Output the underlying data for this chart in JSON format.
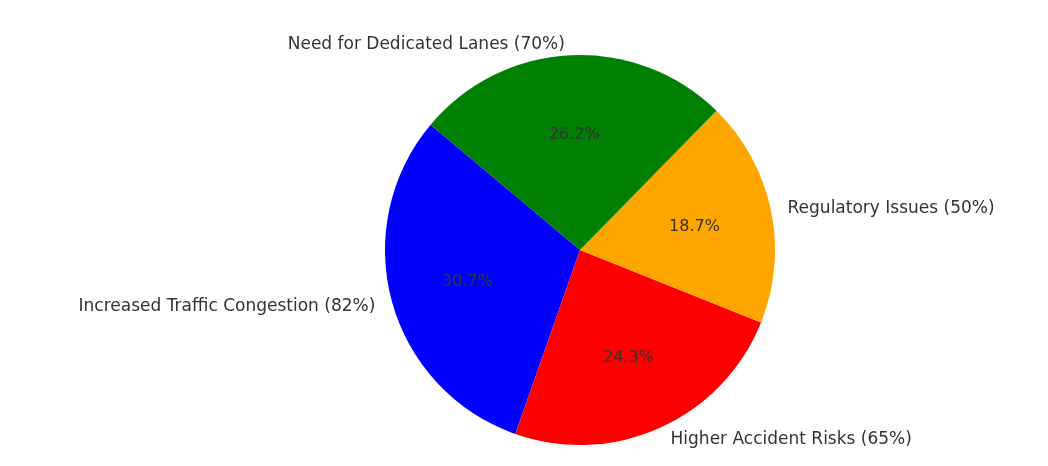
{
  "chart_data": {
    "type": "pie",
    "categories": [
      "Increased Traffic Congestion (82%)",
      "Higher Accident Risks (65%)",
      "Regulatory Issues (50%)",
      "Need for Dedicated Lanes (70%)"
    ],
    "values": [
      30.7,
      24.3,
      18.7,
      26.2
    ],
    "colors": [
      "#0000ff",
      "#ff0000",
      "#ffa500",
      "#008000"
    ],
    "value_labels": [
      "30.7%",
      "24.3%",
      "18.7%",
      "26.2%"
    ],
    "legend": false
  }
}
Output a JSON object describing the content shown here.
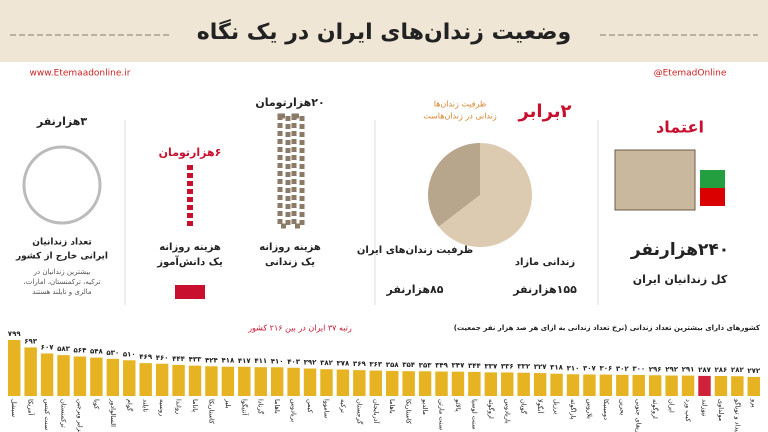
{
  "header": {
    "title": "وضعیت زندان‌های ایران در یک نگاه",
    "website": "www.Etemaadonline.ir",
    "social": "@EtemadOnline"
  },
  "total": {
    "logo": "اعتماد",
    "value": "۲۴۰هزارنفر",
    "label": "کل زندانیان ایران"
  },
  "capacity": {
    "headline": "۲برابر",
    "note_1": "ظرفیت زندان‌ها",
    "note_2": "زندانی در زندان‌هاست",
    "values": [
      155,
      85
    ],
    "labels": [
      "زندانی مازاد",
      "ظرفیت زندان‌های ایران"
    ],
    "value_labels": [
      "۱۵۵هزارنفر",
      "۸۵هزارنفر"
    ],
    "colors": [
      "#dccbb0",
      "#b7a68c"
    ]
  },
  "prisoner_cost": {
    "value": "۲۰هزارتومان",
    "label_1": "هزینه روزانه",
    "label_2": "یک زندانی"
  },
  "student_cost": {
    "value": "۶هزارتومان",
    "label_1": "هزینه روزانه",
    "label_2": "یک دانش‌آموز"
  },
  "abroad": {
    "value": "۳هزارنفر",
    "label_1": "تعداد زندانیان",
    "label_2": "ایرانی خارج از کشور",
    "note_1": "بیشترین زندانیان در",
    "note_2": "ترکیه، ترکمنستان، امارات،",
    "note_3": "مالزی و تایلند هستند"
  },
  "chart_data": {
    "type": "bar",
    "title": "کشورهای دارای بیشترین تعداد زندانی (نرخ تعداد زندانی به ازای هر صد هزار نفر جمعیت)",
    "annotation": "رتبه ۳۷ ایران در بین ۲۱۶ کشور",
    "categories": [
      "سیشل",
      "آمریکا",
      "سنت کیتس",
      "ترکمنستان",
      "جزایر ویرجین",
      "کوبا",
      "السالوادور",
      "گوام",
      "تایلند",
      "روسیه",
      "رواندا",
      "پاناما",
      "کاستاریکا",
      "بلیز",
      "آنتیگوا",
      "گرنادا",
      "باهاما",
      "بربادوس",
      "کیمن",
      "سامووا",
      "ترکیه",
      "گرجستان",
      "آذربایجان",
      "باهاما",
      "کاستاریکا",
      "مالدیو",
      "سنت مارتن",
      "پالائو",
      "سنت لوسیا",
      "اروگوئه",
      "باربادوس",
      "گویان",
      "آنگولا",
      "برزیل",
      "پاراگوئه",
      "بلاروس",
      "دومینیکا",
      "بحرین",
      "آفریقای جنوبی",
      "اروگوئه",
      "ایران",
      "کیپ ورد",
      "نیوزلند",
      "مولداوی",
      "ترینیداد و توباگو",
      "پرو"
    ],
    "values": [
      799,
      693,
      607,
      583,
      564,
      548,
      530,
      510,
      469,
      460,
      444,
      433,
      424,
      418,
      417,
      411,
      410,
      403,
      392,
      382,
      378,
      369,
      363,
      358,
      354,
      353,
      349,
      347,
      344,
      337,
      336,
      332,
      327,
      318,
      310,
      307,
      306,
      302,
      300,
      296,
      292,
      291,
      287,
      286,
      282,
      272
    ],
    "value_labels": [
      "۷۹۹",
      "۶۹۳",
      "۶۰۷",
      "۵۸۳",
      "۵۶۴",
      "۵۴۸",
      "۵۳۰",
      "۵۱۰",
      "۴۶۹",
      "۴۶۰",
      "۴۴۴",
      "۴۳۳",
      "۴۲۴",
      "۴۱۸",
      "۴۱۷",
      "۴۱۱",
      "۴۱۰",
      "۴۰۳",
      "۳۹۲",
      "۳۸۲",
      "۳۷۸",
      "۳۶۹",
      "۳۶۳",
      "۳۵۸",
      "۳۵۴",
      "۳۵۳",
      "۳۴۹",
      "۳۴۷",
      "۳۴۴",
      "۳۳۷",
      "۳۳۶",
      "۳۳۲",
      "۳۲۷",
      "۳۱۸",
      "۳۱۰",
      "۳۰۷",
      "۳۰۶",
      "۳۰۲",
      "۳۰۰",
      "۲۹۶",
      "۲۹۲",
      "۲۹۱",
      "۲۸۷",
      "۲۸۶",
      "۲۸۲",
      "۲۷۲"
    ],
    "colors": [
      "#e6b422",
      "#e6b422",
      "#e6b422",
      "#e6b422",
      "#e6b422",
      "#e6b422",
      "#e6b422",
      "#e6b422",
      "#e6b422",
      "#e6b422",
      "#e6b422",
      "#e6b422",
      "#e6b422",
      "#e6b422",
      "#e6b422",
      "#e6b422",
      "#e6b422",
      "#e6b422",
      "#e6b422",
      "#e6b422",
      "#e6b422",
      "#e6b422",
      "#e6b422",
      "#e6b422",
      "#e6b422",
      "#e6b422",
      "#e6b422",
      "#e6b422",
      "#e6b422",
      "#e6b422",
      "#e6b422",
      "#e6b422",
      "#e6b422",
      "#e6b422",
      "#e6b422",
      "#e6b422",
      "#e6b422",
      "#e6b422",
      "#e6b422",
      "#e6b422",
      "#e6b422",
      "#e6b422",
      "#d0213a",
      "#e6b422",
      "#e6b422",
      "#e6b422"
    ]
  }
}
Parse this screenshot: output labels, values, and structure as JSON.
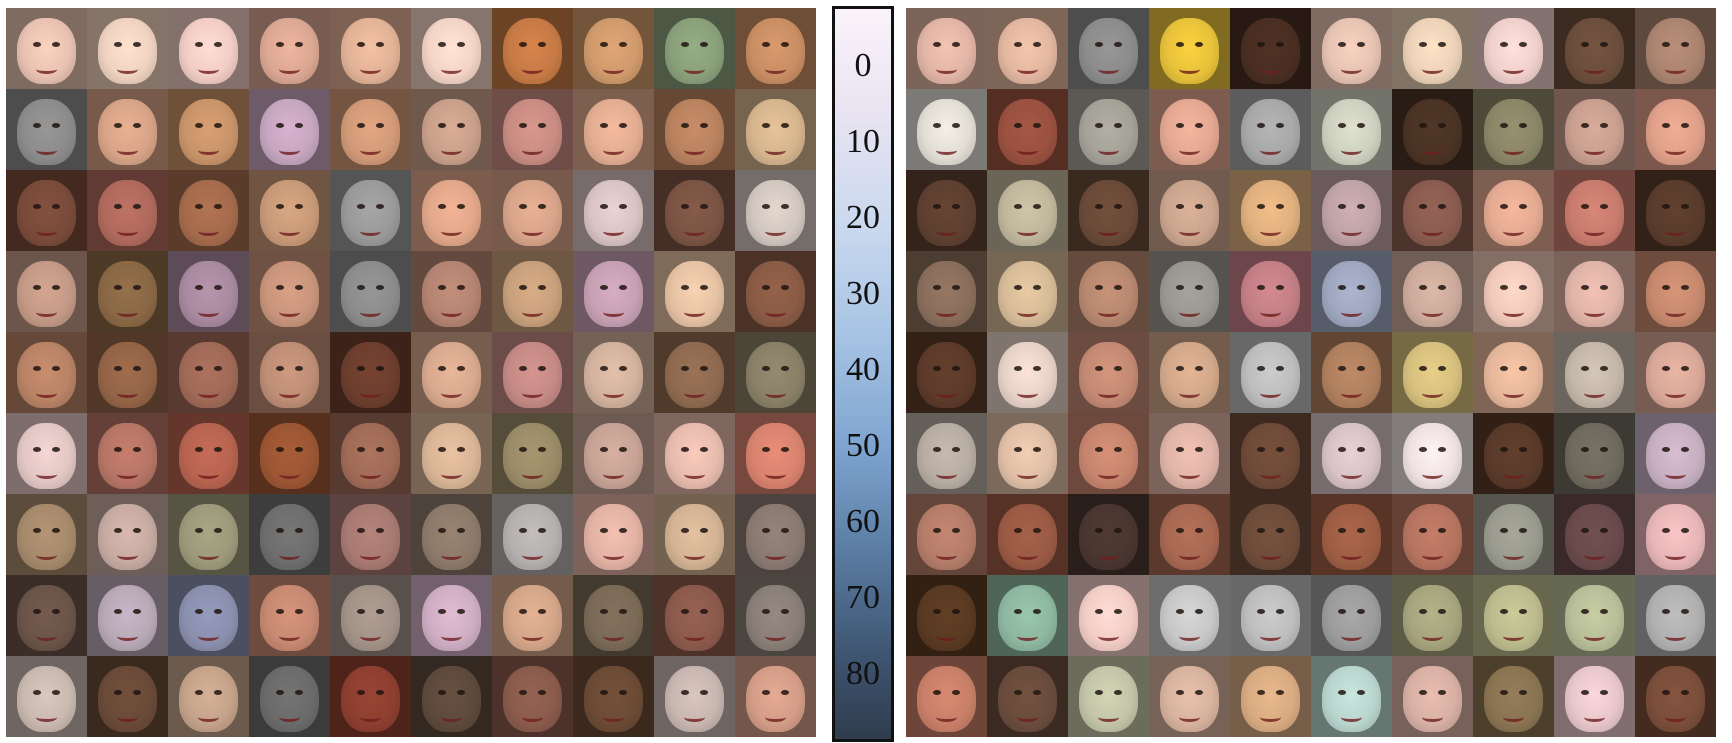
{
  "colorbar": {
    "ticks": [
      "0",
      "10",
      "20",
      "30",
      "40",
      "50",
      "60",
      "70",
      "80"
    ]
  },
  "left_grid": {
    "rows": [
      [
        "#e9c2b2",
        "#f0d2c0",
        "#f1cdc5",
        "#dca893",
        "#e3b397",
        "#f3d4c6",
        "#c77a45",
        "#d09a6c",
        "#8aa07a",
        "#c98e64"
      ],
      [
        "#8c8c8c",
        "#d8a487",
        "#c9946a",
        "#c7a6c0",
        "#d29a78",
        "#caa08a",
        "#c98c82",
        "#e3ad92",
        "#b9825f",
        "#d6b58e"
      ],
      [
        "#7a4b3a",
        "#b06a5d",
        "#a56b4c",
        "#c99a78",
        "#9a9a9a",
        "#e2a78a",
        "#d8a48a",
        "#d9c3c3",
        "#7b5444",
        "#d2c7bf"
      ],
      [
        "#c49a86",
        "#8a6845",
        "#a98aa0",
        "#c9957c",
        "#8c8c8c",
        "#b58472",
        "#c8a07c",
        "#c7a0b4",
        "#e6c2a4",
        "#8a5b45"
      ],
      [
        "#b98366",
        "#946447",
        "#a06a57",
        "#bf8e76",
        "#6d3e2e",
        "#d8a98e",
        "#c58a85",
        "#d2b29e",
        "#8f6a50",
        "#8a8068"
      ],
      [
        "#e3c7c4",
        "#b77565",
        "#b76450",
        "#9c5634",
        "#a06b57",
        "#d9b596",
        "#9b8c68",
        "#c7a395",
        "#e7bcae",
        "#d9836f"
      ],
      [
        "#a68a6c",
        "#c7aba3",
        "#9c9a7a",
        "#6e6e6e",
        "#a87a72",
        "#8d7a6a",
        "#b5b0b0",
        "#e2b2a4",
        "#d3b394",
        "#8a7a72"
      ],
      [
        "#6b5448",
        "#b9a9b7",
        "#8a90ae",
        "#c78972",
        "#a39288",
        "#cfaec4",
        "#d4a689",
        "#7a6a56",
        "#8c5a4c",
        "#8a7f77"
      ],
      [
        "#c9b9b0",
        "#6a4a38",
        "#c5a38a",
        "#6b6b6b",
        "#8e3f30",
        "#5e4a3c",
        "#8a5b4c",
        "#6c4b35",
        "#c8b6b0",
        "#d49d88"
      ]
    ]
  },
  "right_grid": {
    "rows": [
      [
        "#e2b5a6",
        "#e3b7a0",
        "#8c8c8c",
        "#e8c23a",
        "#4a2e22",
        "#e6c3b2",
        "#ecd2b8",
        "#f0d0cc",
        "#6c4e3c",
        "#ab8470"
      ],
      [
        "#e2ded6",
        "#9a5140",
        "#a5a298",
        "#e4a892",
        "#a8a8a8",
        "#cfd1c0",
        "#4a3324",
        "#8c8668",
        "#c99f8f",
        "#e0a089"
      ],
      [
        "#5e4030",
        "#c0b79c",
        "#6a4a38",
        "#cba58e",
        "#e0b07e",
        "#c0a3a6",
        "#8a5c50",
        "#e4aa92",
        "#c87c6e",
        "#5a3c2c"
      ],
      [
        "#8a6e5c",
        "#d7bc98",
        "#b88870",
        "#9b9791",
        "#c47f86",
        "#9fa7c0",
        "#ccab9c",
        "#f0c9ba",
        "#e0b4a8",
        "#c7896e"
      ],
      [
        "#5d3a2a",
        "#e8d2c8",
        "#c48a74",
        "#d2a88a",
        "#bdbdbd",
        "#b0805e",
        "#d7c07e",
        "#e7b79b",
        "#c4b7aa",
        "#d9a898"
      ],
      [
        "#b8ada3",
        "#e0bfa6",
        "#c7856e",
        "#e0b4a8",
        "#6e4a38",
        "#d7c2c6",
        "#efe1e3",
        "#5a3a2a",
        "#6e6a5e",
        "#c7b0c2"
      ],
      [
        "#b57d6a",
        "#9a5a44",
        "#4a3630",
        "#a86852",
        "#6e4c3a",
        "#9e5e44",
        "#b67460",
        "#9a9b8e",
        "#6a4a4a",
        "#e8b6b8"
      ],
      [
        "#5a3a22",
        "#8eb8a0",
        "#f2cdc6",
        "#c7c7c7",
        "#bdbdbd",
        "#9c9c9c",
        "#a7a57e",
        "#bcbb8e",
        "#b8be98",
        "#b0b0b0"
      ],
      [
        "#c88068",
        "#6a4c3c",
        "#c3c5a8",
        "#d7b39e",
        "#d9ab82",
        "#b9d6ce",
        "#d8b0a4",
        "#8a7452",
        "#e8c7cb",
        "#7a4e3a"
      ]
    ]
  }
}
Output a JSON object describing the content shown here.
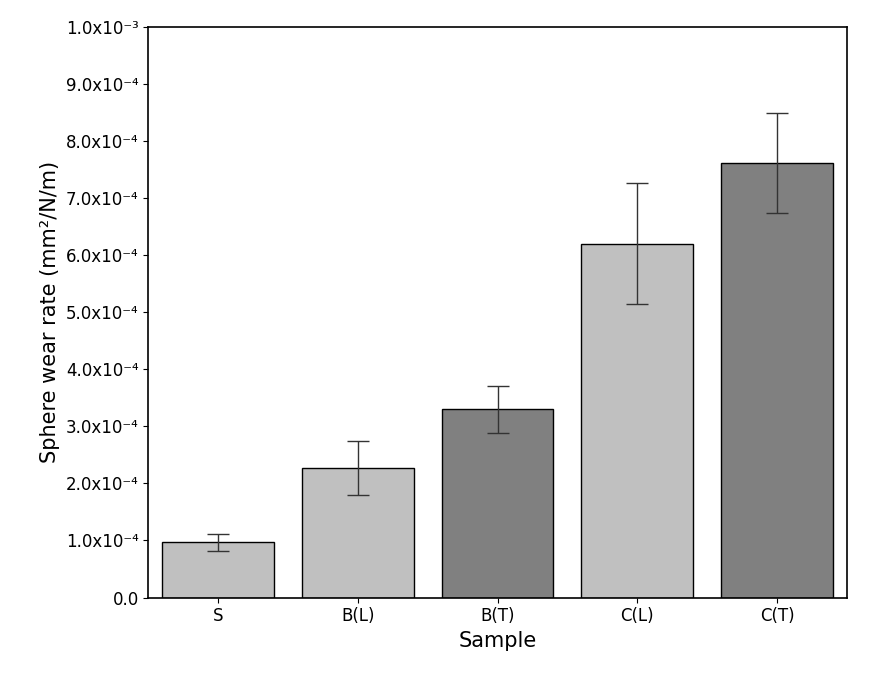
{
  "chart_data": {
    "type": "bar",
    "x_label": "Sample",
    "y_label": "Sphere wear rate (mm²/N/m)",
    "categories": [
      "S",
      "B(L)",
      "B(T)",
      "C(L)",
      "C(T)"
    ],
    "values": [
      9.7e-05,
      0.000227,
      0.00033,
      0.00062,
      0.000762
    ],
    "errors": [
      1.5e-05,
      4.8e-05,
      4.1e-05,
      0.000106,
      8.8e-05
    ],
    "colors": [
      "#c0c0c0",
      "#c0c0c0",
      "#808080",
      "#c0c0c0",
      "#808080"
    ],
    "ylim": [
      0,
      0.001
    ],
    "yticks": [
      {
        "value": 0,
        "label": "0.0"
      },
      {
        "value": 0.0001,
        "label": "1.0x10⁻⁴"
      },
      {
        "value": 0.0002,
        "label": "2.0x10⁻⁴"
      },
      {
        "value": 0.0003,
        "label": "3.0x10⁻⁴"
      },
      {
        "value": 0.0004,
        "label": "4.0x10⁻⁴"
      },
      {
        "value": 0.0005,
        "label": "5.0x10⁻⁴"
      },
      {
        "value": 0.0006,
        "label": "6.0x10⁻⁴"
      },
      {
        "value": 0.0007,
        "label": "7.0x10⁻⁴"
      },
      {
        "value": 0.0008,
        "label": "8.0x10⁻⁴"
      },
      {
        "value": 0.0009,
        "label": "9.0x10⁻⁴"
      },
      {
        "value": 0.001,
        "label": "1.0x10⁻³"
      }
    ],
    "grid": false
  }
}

■ ■ ■ ■ ■

Copy every line of the material in which the word "تعداد" occurs.

COMPLETED TASK
    "label_1": "تعداد زندانیان",
    "title": "کشورهای دارای بیشترین تعداد زندانی (نرخ تعداد زندانی به ازای هر صد هزار نفر جمعیت)",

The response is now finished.